- **THE PROBLEM**:
Copy every line of the listing below word for word, leaving out any picture placeholders.

- **DATA EXCERPTS**:
^^^^^^^^^^^^^^^^
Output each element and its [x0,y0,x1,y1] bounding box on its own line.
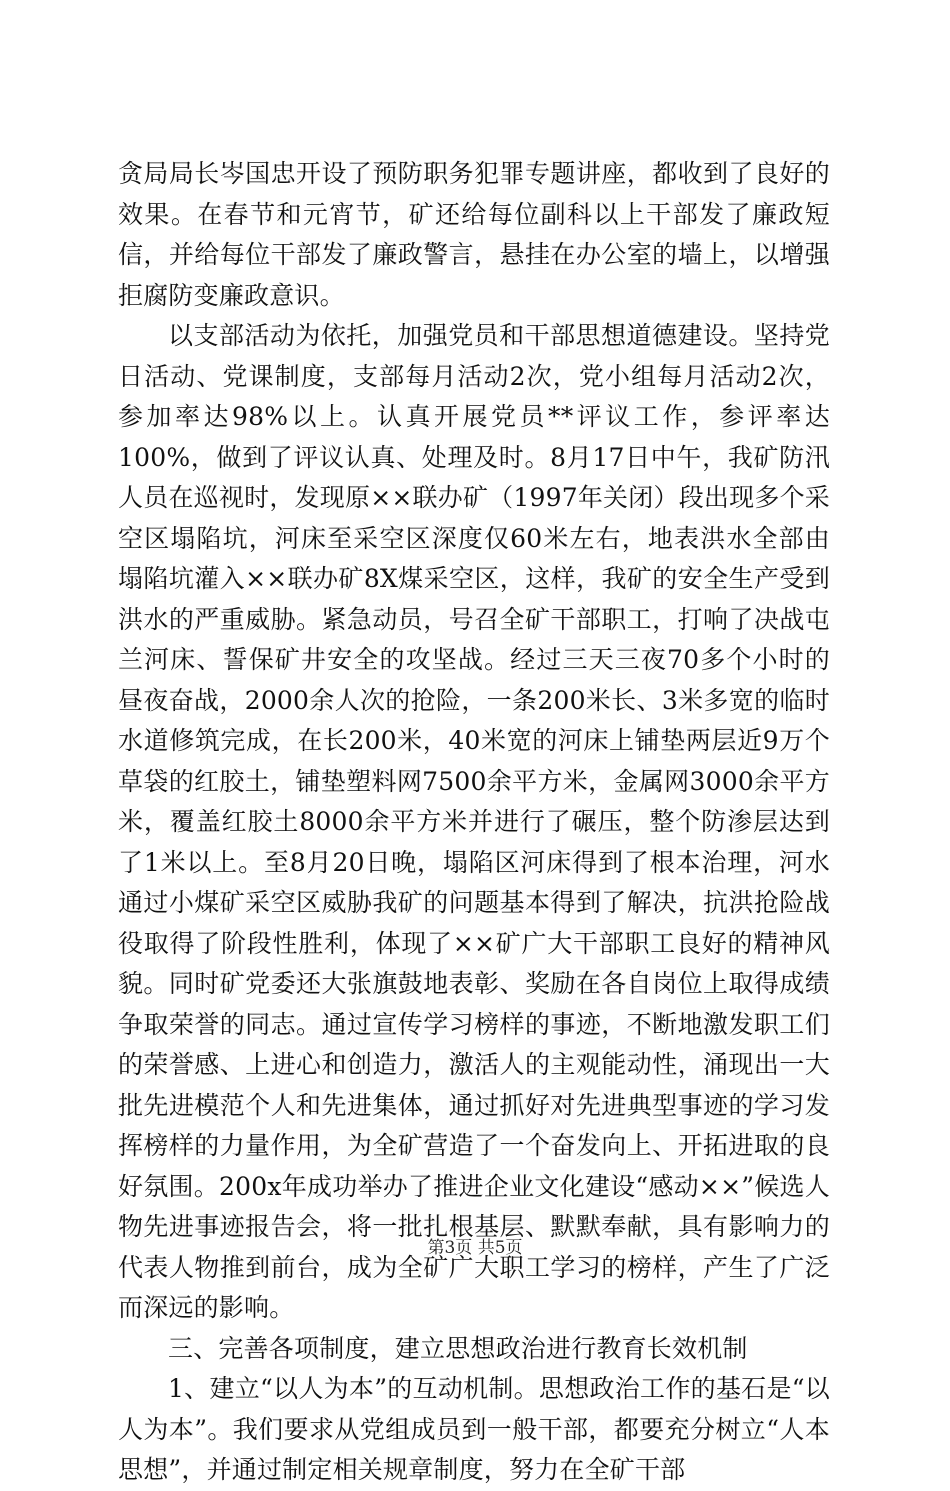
page-footer: 第3页 共5页 [427,1238,523,1258]
paragraph-continuation: 贪局局长岑国忠开设了预防职务犯罪专题讲座，都收到了良好的效果。在春节和元宵节，矿还给每位副科以上干部发了廉政短信，并给每位干部发了廉政警言，悬挂在办公室的墙上，以增强拒腐防变廉政意识。 [118,159,830,310]
paragraph-people-oriented: 1、建立“以人为本”的互动机制。思想政治工作的基石是“以人为本”。我们要求从党组成员到一般干部，都要充分树立“人本思想”，并通过制定相关规章制度，努力在全矿干部 [118,1374,830,1484]
document-body [118,154,830,1491]
section-heading: 三、完善各项制度，建立思想政治进行教育长效机制 [168,1333,748,1363]
paragraph-party-activities: 以支部活动为依托，加强党员和干部思想道德建设。坚持党日活动、党课制度，支部每月活动2次，党小组每月活动2次，参加率达98%以上。认真开展党员**评议工作，参评率达100%，做到了评议认真、处理及时。8月17日中午，我矿防汛人员在巡视时，发现原××联办矿（1997年关闭）段出现多个采空区塌陷坑，河床至采空区深度仅60米左右，地表洪水全部由塌陷坑灌入××联办矿8X煤采空区，这样，我矿的安全生产受到洪水的严重威胁。紧急动员，号召全矿干部职工，打响了决战屯兰河床、誓保矿井安全的攻坚战。经过三天三夜70多个小时的昼夜奋战，2000余人次的抢险，一条200米长、3米多宽的临时水道修筑完成，在长200米，40米宽的河床上铺垫两层近9万个草袋的红胶土，铺垫塑料网7500余平方米，金属网3000余平方米，覆盖红胶土8000余平方米并进行了碾压，整个防渗层达到了1米以上。至8月20日晚，塌陷区河床得到了根本治理，河水通过小煤矿采空区威胁我矿的问题基本得到了解决，抗洪抢险战役取得了阶段性胜利，体现了××矿广大干部职工良好的精神风貌。同时矿党委还大张旗鼓地表彰、奖励在各自岗位上取得成绩争取荣誉的同志。通过宣传学习榜样的事迹，不断地激发职工们的荣誉感、上进心和创造力，激活人的主观能动性，涌现出一大批先进模范个人和先进集体，通过抓好对先进典型事迹的学习发挥榜样的力量作用，为全矿营造了一个奋发向上、开拓进取的良好氛围。200x年成功举办了推进企业文化建设“感动××”候选人物先进事迹报告会，将一批扎根基层、默默奉献，具有影响力的代表人物推到前台，成为全矿广大职工学习的榜样，产生了广泛而深远的影响。 [118,321,830,1322]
^^^^^^^^^^^^^^^^
- **RESULT FOR THIS TASK**:
Output each element and its [x0,y0,x1,y1] bounding box on its own line.
page-footer: 第3页 共5页 [427,1238,523,1258]
paragraph-continuation: 贪局局长岑国忠开设了预防职务犯罪专题讲座，都收到了良好的效果。在春节和元宵节，矿还给每位副科以上干部发了廉政短信，并给每位干部发了廉政警言，悬挂在办公室的墙上，以增强拒腐防变廉政意识。 [118,159,830,310]
paragraph-people-oriented: 1、建立“以人为本”的互动机制。思想政治工作的基石是“以人为本”。我们要求从党组成员到一般干部，都要充分树立“人本思想”，并通过制定相关规章制度，努力在全矿干部 [118,1374,830,1484]
document-body [118,154,830,1491]
section-heading: 三、完善各项制度，建立思想政治进行教育长效机制 [168,1333,748,1363]
paragraph-party-activities: 以支部活动为依托，加强党员和干部思想道德建设。坚持党日活动、党课制度，支部每月活动2次，党小组每月活动2次，参加率达98%以上。认真开展党员**评议工作，参评率达100%，做到了评议认真、处理及时。8月17日中午，我矿防汛人员在巡视时，发现原××联办矿（1997年关闭）段出现多个采空区塌陷坑，河床至采空区深度仅60米左右，地表洪水全部由塌陷坑灌入××联办矿8X煤采空区，这样，我矿的安全生产受到洪水的严重威胁。紧急动员，号召全矿干部职工，打响了决战屯兰河床、誓保矿井安全的攻坚战。经过三天三夜70多个小时的昼夜奋战，2000余人次的抢险，一条200米长、3米多宽的临时水道修筑完成，在长200米，40米宽的河床上铺垫两层近9万个草袋的红胶土，铺垫塑料网7500余平方米，金属网3000余平方米，覆盖红胶土8000余平方米并进行了碾压，整个防渗层达到了1米以上。至8月20日晚，塌陷区河床得到了根本治理，河水通过小煤矿采空区威胁我矿的问题基本得到了解决，抗洪抢险战役取得了阶段性胜利，体现了××矿广大干部职工良好的精神风貌。同时矿党委还大张旗鼓地表彰、奖励在各自岗位上取得成绩争取荣誉的同志。通过宣传学习榜样的事迹，不断地激发职工们的荣誉感、上进心和创造力，激活人的主观能动性，涌现出一大批先进模范个人和先进集体，通过抓好对先进典型事迹的学习发挥榜样的力量作用，为全矿营造了一个奋发向上、开拓进取的良好氛围。200x年成功举办了推进企业文化建设“感动××”候选人物先进事迹报告会，将一批扎根基层、默默奉献，具有影响力的代表人物推到前台，成为全矿广大职工学习的榜样，产生了广泛而深远的影响。 [118,321,830,1322]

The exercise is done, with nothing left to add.